— Problem details —
Copy each line that contains the string "data".

[Stored records]
--- BEGIN ---
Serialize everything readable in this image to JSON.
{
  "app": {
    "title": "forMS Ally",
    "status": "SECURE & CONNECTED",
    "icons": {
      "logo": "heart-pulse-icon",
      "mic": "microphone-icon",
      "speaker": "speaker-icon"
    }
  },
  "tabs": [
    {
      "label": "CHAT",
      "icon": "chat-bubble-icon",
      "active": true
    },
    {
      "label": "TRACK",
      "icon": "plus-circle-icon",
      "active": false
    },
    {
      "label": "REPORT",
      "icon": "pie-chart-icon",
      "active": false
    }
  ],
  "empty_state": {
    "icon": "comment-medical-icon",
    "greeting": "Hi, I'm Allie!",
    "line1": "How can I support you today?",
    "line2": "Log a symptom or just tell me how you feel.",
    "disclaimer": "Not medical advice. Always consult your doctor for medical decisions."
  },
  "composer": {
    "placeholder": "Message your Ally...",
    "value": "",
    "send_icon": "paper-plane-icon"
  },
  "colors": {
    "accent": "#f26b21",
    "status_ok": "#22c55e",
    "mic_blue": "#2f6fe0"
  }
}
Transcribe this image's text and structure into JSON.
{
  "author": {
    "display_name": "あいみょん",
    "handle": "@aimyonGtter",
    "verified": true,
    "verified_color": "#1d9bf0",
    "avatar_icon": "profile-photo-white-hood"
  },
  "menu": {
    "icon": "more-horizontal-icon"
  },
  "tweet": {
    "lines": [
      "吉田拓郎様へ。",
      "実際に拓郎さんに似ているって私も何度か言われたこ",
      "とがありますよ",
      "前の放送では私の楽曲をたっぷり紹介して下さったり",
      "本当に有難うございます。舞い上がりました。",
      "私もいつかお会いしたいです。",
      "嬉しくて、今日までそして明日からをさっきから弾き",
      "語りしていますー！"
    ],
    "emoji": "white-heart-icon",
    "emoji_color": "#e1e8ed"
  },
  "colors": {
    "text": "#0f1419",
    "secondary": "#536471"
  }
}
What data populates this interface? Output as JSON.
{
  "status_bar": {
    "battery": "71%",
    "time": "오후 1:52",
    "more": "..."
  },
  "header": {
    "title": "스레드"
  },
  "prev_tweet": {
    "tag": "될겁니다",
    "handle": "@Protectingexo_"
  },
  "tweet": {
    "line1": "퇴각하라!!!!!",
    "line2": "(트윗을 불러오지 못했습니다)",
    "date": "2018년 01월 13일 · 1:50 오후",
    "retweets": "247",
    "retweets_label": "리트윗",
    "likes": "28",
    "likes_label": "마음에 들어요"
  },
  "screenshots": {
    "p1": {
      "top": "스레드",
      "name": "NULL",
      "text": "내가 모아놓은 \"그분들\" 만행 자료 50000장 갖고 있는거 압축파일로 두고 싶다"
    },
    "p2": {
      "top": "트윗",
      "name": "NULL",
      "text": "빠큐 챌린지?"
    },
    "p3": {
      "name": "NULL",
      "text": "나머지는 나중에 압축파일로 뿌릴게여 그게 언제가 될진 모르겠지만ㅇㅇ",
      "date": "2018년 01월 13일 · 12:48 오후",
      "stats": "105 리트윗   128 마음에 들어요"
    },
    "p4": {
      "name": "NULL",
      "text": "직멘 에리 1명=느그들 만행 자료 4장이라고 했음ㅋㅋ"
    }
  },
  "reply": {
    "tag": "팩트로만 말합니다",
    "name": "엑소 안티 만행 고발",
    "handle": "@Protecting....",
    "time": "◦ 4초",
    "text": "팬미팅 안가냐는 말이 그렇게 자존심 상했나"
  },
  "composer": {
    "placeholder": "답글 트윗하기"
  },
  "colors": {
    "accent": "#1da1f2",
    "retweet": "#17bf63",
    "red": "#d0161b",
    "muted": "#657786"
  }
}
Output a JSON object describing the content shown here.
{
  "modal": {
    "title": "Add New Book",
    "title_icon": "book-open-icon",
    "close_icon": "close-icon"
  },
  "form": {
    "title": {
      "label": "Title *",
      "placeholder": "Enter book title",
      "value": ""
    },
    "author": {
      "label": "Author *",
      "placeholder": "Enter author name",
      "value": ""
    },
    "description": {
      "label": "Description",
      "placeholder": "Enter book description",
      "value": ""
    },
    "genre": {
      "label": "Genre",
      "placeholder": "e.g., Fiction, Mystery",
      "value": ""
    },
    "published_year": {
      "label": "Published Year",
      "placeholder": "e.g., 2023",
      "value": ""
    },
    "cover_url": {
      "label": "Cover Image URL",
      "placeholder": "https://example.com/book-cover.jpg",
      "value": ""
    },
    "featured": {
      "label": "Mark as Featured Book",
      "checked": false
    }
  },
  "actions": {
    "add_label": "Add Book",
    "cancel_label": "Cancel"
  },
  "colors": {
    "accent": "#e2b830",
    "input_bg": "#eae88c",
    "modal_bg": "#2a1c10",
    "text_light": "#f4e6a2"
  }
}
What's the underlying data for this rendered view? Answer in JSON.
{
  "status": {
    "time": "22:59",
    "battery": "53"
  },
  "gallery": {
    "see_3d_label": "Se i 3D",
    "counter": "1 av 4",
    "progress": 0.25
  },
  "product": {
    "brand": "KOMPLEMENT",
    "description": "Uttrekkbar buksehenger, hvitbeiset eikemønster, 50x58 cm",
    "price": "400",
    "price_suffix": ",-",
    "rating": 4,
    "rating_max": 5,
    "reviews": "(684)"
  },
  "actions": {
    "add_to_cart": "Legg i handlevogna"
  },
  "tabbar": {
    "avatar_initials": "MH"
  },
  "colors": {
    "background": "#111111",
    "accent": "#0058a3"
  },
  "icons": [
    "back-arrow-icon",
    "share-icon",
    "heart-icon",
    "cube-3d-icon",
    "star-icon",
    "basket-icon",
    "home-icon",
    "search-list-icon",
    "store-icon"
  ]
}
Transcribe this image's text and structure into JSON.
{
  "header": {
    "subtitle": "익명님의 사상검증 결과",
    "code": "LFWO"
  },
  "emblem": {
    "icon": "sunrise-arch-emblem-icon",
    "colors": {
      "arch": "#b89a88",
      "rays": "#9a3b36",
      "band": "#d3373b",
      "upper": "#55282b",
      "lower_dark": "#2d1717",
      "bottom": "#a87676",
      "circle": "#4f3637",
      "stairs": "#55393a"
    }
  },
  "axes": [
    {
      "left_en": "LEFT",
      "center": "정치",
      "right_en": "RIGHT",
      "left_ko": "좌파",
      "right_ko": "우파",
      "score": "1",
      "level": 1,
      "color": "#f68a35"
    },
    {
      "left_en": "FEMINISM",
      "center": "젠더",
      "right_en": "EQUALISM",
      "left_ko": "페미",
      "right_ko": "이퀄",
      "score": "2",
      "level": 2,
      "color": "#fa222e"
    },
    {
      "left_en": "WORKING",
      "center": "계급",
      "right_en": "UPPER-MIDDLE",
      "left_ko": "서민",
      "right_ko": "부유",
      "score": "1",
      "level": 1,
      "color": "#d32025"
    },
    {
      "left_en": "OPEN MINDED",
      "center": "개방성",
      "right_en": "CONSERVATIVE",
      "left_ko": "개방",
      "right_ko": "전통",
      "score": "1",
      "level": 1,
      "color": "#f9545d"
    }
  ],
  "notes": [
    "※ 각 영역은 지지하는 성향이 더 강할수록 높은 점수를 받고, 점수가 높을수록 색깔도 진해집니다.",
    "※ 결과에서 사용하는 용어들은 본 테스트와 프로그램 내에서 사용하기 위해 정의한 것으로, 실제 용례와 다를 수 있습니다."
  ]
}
--- END ---
— Task output —
What data populates this interface? Output as JSON.
What's the underlying data for this rendered view? Answer in JSON.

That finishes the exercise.